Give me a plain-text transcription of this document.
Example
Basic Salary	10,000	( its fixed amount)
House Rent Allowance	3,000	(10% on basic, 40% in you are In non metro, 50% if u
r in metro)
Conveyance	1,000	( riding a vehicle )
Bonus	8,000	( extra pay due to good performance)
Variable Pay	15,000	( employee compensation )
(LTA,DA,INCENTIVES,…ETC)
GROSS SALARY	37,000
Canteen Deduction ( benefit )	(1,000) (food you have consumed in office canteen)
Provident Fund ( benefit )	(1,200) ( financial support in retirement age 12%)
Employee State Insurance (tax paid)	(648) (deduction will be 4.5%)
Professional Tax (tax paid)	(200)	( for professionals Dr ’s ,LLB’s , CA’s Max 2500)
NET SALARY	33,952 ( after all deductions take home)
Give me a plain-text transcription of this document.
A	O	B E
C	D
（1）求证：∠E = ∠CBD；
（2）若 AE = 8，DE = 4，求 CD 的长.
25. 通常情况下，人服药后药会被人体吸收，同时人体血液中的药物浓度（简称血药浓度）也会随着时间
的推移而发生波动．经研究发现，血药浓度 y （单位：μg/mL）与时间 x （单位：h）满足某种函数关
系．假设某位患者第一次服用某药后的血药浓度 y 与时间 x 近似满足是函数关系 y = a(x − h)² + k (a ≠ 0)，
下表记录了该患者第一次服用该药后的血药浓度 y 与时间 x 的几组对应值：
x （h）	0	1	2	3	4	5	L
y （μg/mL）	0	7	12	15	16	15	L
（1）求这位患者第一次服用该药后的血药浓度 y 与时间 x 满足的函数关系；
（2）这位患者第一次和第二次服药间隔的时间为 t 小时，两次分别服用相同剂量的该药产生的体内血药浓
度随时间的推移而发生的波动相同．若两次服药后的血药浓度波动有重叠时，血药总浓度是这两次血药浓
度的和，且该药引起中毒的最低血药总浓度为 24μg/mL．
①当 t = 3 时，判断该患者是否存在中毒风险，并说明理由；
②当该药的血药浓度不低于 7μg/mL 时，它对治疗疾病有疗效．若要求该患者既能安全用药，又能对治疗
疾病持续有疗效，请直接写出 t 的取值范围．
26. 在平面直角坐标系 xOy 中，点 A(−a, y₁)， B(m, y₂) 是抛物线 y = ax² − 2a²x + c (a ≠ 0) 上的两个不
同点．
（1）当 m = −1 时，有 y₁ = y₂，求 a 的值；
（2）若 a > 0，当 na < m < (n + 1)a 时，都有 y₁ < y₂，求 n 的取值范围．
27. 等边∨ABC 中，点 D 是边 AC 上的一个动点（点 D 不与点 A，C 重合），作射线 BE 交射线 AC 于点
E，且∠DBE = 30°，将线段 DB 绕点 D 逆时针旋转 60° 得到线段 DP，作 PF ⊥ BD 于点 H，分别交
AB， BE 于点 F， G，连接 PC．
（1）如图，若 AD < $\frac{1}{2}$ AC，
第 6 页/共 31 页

......

## What is needed
Reproduce each record exactly as it appears.

## Answer for the task
Give me a plain-text transcription of this document.
Example
Basic Salary	10,000	( its fixed amount)
House Rent Allowance	3,000	(10% on basic, 40% in you are In non metro, 50% if u
r in metro)
Conveyance	1,000	( riding a vehicle )
Bonus	8,000	( extra pay due to good performance)
Variable Pay	15,000	( employee compensation )
(LTA,DA,INCENTIVES,…ETC)
GROSS SALARY	37,000
Canteen Deduction ( benefit )	(1,000) (food you have consumed in office canteen)
Provident Fund ( benefit )	(1,200) ( financial support in retirement age 12%)
Employee State Insurance (tax paid)	(648) (deduction will be 4.5%)
Professional Tax (tax paid)	(200)	( for professionals Dr ’s ,LLB’s , CA’s Max 2500)
NET SALARY	33,952 ( after all deductions take home)
Give me a plain-text transcription of this document.
A	O	B E
C	D
（1）求证：∠E = ∠CBD；
（2）若 AE = 8，DE = 4，求 CD 的长.
25. 通常情况下，人服药后药会被人体吸收，同时人体血液中的药物浓度（简称血药浓度）也会随着时间
的推移而发生波动．经研究发现，血药浓度 y （单位：μg/mL）与时间 x （单位：h）满足某种函数关
系．假设某位患者第一次服用某药后的血药浓度 y 与时间 x 近似满足是函数关系 y = a(x − h)² + k (a ≠ 0)，
下表记录了该患者第一次服用该药后的血药浓度 y 与时间 x 的几组对应值：
x （h）	0	1	2	3	4	5	L
y （μg/mL）	0	7	12	15	16	15	L
（1）求这位患者第一次服用该药后的血药浓度 y 与时间 x 满足的函数关系；
（2）这位患者第一次和第二次服药间隔的时间为 t 小时，两次分别服用相同剂量的该药产生的体内血药浓
度随时间的推移而发生的波动相同．若两次服药后的血药浓度波动有重叠时，血药总浓度是这两次血药浓
度的和，且该药引起中毒的最低血药总浓度为 24μg/mL．
①当 t = 3 时，判断该患者是否存在中毒风险，并说明理由；
②当该药的血药浓度不低于 7μg/mL 时，它对治疗疾病有疗效．若要求该患者既能安全用药，又能对治疗
疾病持续有疗效，请直接写出 t 的取值范围．
26. 在平面直角坐标系 xOy 中，点 A(−a, y₁)， B(m, y₂) 是抛物线 y = ax² − 2a²x + c (a ≠ 0) 上的两个不
同点．
（1）当 m = −1 时，有 y₁ = y₂，求 a 的值；
（2）若 a > 0，当 na < m < (n + 1)a 时，都有 y₁ < y₂，求 n 的取值范围．
27. 等边∨ABC 中，点 D 是边 AC 上的一个动点（点 D 不与点 A，C 重合），作射线 BE 交射线 AC 于点
E，且∠DBE = 30°，将线段 DB 绕点 D 逆时针旋转 60° 得到线段 DP，作 PF ⊥ BD 于点 H，分别交
AB， BE 于点 F， G，连接 PC．
（1）如图，若 AD < $\frac{1}{2}$ AC，
第 6 页/共 31 页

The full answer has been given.